- [Rows]:

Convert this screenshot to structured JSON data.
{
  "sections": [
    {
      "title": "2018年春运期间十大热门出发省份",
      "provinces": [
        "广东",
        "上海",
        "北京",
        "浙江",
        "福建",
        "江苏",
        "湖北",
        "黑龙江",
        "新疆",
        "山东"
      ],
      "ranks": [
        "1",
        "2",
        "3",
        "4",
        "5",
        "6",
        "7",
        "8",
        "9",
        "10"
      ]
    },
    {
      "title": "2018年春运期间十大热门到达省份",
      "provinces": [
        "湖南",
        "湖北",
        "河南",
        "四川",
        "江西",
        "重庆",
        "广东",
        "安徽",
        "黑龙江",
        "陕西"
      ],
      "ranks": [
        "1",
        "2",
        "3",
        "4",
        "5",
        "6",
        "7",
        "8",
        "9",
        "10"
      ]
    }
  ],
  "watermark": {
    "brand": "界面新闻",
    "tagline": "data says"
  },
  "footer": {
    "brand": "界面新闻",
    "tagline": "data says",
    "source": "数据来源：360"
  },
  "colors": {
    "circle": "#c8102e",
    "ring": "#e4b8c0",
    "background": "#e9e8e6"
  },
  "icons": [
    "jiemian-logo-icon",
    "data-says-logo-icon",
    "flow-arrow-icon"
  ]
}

- [Exercise directions]:
Retype the records in full. Keep every line identical to the original.

- [Correct response]:
Convert this screenshot to structured JSON data.
{
  "sections": [
    {
      "title": "2018年春运期间十大热门出发省份",
      "provinces": [
        "广东",
        "上海",
        "北京",
        "浙江",
        "福建",
        "江苏",
        "湖北",
        "黑龙江",
        "新疆",
        "山东"
      ],
      "ranks": [
        "1",
        "2",
        "3",
        "4",
        "5",
        "6",
        "7",
        "8",
        "9",
        "10"
      ]
    },
    {
      "title": "2018年春运期间十大热门到达省份",
      "provinces": [
        "湖南",
        "湖北",
        "河南",
        "四川",
        "江西",
        "重庆",
        "广东",
        "安徽",
        "黑龙江",
        "陕西"
      ],
      "ranks": [
        "1",
        "2",
        "3",
        "4",
        "5",
        "6",
        "7",
        "8",
        "9",
        "10"
      ]
    }
  ],
  "watermark": {
    "brand": "界面新闻",
    "tagline": "data says"
  },
  "footer": {
    "brand": "界面新闻",
    "tagline": "data says",
    "source": "数据来源：360"
  },
  "colors": {
    "circle": "#c8102e",
    "ring": "#e4b8c0",
    "background": "#e9e8e6"
  },
  "icons": [
    "jiemian-logo-icon",
    "data-says-logo-icon",
    "flow-arrow-icon"
  ]
}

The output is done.